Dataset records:
>> start

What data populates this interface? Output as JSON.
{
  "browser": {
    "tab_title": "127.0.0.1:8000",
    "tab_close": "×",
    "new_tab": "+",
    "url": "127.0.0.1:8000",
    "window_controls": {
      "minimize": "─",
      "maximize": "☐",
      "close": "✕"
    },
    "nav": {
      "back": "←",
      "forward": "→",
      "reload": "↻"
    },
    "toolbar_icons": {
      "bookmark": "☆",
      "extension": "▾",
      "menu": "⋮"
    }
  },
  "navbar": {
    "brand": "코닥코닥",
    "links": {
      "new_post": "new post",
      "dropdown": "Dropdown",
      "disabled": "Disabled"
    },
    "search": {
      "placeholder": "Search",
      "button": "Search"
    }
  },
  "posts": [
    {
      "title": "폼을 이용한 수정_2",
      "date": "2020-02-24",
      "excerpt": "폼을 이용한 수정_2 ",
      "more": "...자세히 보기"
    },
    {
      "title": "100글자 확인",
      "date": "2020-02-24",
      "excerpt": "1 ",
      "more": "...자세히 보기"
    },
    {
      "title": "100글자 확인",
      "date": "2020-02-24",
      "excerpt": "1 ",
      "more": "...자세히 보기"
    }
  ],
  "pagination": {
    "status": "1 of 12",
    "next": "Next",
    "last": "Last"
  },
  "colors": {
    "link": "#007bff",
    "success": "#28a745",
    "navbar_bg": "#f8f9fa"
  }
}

>> end

→ DIRECTIONS FOR THIS TASK
Copy out all of the lines above exactly.

→ TASK RESPONSE
What data populates this interface? Output as JSON.
{
  "browser": {
    "tab_title": "127.0.0.1:8000",
    "tab_close": "×",
    "new_tab": "+",
    "url": "127.0.0.1:8000",
    "window_controls": {
      "minimize": "─",
      "maximize": "☐",
      "close": "✕"
    },
    "nav": {
      "back": "←",
      "forward": "→",
      "reload": "↻"
    },
    "toolbar_icons": {
      "bookmark": "☆",
      "extension": "▾",
      "menu": "⋮"
    }
  },
  "navbar": {
    "brand": "코닥코닥",
    "links": {
      "new_post": "new post",
      "dropdown": "Dropdown",
      "disabled": "Disabled"
    },
    "search": {
      "placeholder": "Search",
      "button": "Search"
    }
  },
  "posts": [
    {
      "title": "폼을 이용한 수정_2",
      "date": "2020-02-24",
      "excerpt": "폼을 이용한 수정_2 ",
      "more": "...자세히 보기"
    },
    {
      "title": "100글자 확인",
      "date": "2020-02-24",
      "excerpt": "1 ",
      "more": "...자세히 보기"
    },
    {
      "title": "100글자 확인",
      "date": "2020-02-24",
      "excerpt": "1 ",
      "more": "...자세히 보기"
    }
  ],
  "pagination": {
    "status": "1 of 12",
    "next": "Next",
    "last": "Last"
  },
  "colors": {
    "link": "#007bff",
    "success": "#28a745",
    "navbar_bg": "#f8f9fa"
  }
}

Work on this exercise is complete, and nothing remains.